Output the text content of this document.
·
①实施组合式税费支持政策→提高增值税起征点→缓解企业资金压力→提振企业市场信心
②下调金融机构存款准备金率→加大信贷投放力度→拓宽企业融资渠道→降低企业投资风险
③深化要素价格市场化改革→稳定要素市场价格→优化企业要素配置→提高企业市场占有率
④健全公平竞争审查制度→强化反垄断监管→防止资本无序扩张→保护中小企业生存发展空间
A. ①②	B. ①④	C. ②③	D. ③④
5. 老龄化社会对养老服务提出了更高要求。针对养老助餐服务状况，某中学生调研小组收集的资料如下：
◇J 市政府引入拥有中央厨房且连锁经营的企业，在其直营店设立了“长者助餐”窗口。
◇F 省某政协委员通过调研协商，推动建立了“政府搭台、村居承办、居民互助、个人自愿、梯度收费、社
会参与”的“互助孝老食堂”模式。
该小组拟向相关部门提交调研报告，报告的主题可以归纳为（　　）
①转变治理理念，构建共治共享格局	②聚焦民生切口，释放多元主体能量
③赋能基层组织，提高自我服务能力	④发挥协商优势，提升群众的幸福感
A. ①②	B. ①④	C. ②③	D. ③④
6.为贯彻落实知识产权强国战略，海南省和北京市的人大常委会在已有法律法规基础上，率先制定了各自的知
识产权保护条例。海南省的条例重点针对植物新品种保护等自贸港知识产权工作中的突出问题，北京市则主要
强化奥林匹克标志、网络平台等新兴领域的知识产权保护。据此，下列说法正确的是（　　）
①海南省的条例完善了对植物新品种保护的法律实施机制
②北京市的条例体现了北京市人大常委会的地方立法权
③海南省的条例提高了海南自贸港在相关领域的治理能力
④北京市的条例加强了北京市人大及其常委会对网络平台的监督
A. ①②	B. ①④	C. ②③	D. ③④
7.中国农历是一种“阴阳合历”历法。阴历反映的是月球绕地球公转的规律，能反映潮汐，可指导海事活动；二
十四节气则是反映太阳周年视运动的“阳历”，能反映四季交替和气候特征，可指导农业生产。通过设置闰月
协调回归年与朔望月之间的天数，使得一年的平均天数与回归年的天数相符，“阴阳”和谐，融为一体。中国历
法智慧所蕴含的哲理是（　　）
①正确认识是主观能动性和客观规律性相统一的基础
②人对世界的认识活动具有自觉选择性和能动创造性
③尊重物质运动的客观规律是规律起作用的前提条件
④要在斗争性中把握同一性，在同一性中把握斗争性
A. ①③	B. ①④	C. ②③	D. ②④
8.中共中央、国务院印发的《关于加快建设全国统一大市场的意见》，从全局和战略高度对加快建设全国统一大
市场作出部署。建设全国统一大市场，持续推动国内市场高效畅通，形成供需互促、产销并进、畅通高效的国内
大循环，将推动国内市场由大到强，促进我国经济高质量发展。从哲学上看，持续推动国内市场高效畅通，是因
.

******

### Given request
Copy all the entries verbatim.

### Answer to this problem
Output the text content of this document.
·
①实施组合式税费支持政策→提高增值税起征点→缓解企业资金压力→提振企业市场信心
②下调金融机构存款准备金率→加大信贷投放力度→拓宽企业融资渠道→降低企业投资风险
③深化要素价格市场化改革→稳定要素市场价格→优化企业要素配置→提高企业市场占有率
④健全公平竞争审查制度→强化反垄断监管→防止资本无序扩张→保护中小企业生存发展空间
A. ①②	B. ①④	C. ②③	D. ③④
5. 老龄化社会对养老服务提出了更高要求。针对养老助餐服务状况，某中学生调研小组收集的资料如下：
◇J 市政府引入拥有中央厨房且连锁经营的企业，在其直营店设立了“长者助餐”窗口。
◇F 省某政协委员通过调研协商，推动建立了“政府搭台、村居承办、居民互助、个人自愿、梯度收费、社
会参与”的“互助孝老食堂”模式。
该小组拟向相关部门提交调研报告，报告的主题可以归纳为（　　）
①转变治理理念，构建共治共享格局	②聚焦民生切口，释放多元主体能量
③赋能基层组织，提高自我服务能力	④发挥协商优势，提升群众的幸福感
A. ①②	B. ①④	C. ②③	D. ③④
6.为贯彻落实知识产权强国战略，海南省和北京市的人大常委会在已有法律法规基础上，率先制定了各自的知
识产权保护条例。海南省的条例重点针对植物新品种保护等自贸港知识产权工作中的突出问题，北京市则主要
强化奥林匹克标志、网络平台等新兴领域的知识产权保护。据此，下列说法正确的是（　　）
①海南省的条例完善了对植物新品种保护的法律实施机制
②北京市的条例体现了北京市人大常委会的地方立法权
③海南省的条例提高了海南自贸港在相关领域的治理能力
④北京市的条例加强了北京市人大及其常委会对网络平台的监督
A. ①②	B. ①④	C. ②③	D. ③④
7.中国农历是一种“阴阳合历”历法。阴历反映的是月球绕地球公转的规律，能反映潮汐，可指导海事活动；二
十四节气则是反映太阳周年视运动的“阳历”，能反映四季交替和气候特征，可指导农业生产。通过设置闰月
协调回归年与朔望月之间的天数，使得一年的平均天数与回归年的天数相符，“阴阳”和谐，融为一体。中国历
法智慧所蕴含的哲理是（　　）
①正确认识是主观能动性和客观规律性相统一的基础
②人对世界的认识活动具有自觉选择性和能动创造性
③尊重物质运动的客观规律是规律起作用的前提条件
④要在斗争性中把握同一性，在同一性中把握斗争性
A. ①③	B. ①④	C. ②③	D. ②④
8.中共中央、国务院印发的《关于加快建设全国统一大市场的意见》，从全局和战略高度对加快建设全国统一大
市场作出部署。建设全国统一大市场，持续推动国内市场高效畅通，形成供需互促、产销并进、畅通高效的国内
大循环，将推动国内市场由大到强，促进我国经济高质量发展。从哲学上看，持续推动国内市场高效畅通，是因
.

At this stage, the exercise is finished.